## Start

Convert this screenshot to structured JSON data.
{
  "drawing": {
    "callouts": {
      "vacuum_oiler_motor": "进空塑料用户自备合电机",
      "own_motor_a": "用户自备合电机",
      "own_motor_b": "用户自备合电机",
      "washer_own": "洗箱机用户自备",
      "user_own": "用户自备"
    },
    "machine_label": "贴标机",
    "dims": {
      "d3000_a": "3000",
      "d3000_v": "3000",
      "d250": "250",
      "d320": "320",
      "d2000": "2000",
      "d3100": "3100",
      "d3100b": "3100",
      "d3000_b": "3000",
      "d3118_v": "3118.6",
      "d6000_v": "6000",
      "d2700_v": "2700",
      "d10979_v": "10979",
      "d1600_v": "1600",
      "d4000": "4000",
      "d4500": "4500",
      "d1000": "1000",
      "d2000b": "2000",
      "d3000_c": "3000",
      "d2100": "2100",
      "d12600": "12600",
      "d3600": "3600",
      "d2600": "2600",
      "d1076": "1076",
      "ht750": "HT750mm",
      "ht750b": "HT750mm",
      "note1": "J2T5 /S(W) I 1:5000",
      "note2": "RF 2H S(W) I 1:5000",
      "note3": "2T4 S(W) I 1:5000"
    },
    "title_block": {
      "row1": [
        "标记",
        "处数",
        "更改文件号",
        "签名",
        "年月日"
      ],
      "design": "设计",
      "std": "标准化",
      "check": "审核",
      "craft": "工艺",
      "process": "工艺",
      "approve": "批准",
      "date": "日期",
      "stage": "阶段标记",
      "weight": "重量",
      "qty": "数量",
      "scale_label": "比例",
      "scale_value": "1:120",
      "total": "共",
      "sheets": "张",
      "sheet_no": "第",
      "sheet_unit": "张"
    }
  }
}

## End

> _The problem_:
Give all the records again. Match them exactly.

> _Solution for this exercise_:
Convert this screenshot to structured JSON data.
{
  "drawing": {
    "callouts": {
      "vacuum_oiler_motor": "进空塑料用户自备合电机",
      "own_motor_a": "用户自备合电机",
      "own_motor_b": "用户自备合电机",
      "washer_own": "洗箱机用户自备",
      "user_own": "用户自备"
    },
    "machine_label": "贴标机",
    "dims": {
      "d3000_a": "3000",
      "d3000_v": "3000",
      "d250": "250",
      "d320": "320",
      "d2000": "2000",
      "d3100": "3100",
      "d3100b": "3100",
      "d3000_b": "3000",
      "d3118_v": "3118.6",
      "d6000_v": "6000",
      "d2700_v": "2700",
      "d10979_v": "10979",
      "d1600_v": "1600",
      "d4000": "4000",
      "d4500": "4500",
      "d1000": "1000",
      "d2000b": "2000",
      "d3000_c": "3000",
      "d2100": "2100",
      "d12600": "12600",
      "d3600": "3600",
      "d2600": "2600",
      "d1076": "1076",
      "ht750": "HT750mm",
      "ht750b": "HT750mm",
      "note1": "J2T5 /S(W) I 1:5000",
      "note2": "RF 2H S(W) I 1:5000",
      "note3": "2T4 S(W) I 1:5000"
    },
    "title_block": {
      "row1": [
        "标记",
        "处数",
        "更改文件号",
        "签名",
        "年月日"
      ],
      "design": "设计",
      "std": "标准化",
      "check": "审核",
      "craft": "工艺",
      "process": "工艺",
      "approve": "批准",
      "date": "日期",
      "stage": "阶段标记",
      "weight": "重量",
      "qty": "数量",
      "scale_label": "比例",
      "scale_value": "1:120",
      "total": "共",
      "sheets": "张",
      "sheet_no": "第",
      "sheet_unit": "张"
    }
  }
}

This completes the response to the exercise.